### [DATASET EXCERPTS]
▽

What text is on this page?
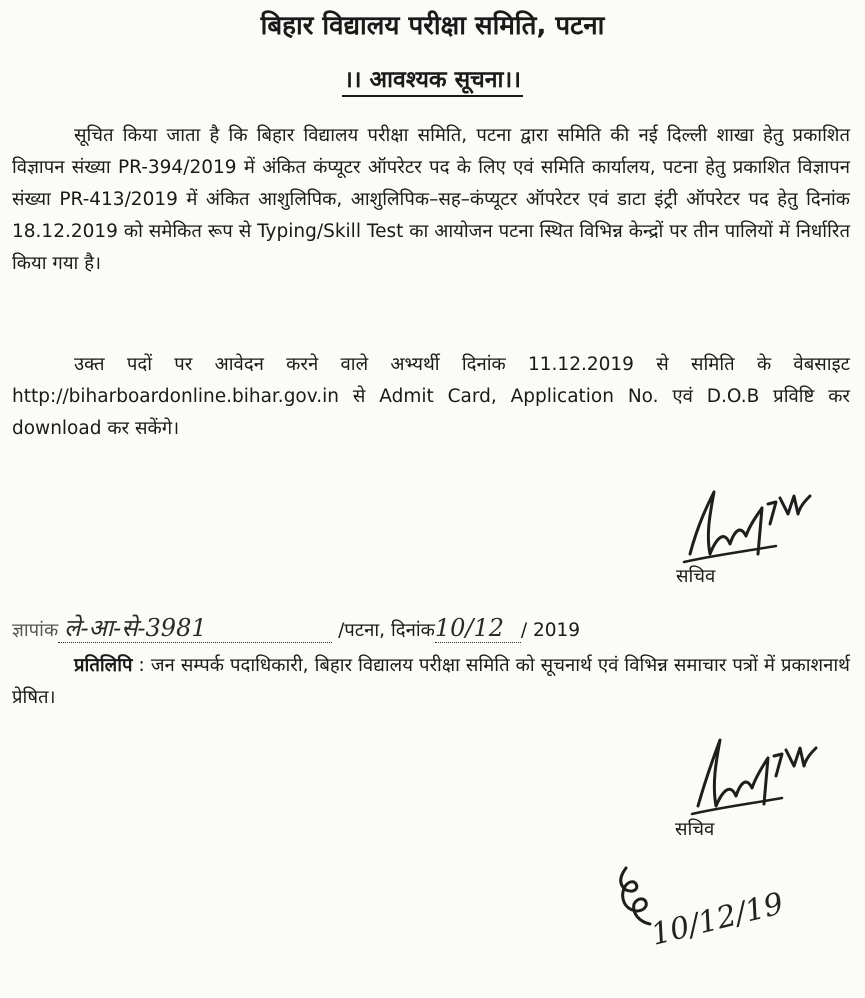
बिहार विद्यालय परीक्षा समिति, पटना
।। आवश्यक सूचना।।

सूचित किया जाता है कि बिहार विद्यालय परीक्षा समिति, पटना द्वारा समिति की नई दिल्ली शाखा हेतु प्रकाशित विज्ञापन संख्या PR-394/2019 में अंकित कंप्यूटर ऑपरेटर पद के लिए एवं समिति कार्यालय, पटना हेतु प्रकाशित विज्ञापन संख्या PR-413/2019 में अंकित आशुलिपिक, आशुलिपिक–सह–कंप्यूटर ऑपरेटर एवं डाटा इंट्री ऑपरेटर पद हेतु दिनांक 18.12.2019 को समेकित रूप से Typing/Skill Test का आयोजन पटना स्थित विभिन्न केन्द्रों पर तीन पालियों में निर्धारित किया गया है।

उक्त पदों पर आवेदन करने वाले अभ्यर्थी दिनांक 11.12.2019 से समिति के वेबसाइट http://biharboardonline.bihar.gov.in से Admit Card, Application No. एवं D.O.B प्रविष्टि कर download कर सकेंगे।

सचिव
ज्ञापांक ले-आ-से-3981	/पटना, दिनांक10/12 / 2019

प्रतिलिपि : जन सम्पर्क पदाधिकारी, बिहार विद्यालय परीक्षा समिति को सूचनार्थ एवं विभिन्न समाचार पत्रों में प्रकाशनार्थ प्रेषित।

सचिव
10/12/19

△

Repeat the data above exactly, but not the pictures.

### [RESPONSE FOR THIS EXERCISE]
What text is on this page?
बिहार विद्यालय परीक्षा समिति, पटना
।। आवश्यक सूचना।।

सूचित किया जाता है कि बिहार विद्यालय परीक्षा समिति, पटना द्वारा समिति की नई दिल्ली शाखा हेतु प्रकाशित विज्ञापन संख्या PR-394/2019 में अंकित कंप्यूटर ऑपरेटर पद के लिए एवं समिति कार्यालय, पटना हेतु प्रकाशित विज्ञापन संख्या PR-413/2019 में अंकित आशुलिपिक, आशुलिपिक–सह–कंप्यूटर ऑपरेटर एवं डाटा इंट्री ऑपरेटर पद हेतु दिनांक 18.12.2019 को समेकित रूप से Typing/Skill Test का आयोजन पटना स्थित विभिन्न केन्द्रों पर तीन पालियों में निर्धारित किया गया है।

उक्त पदों पर आवेदन करने वाले अभ्यर्थी दिनांक 11.12.2019 से समिति के वेबसाइट http://biharboardonline.bihar.gov.in से Admit Card, Application No. एवं D.O.B प्रविष्टि कर download कर सकेंगे।

सचिव
ज्ञापांक ले-आ-से-3981	/पटना, दिनांक10/12 / 2019

प्रतिलिपि : जन सम्पर्क पदाधिकारी, बिहार विद्यालय परीक्षा समिति को सूचनार्थ एवं विभिन्न समाचार पत्रों में प्रकाशनार्थ प्रेषित।

सचिव
10/12/19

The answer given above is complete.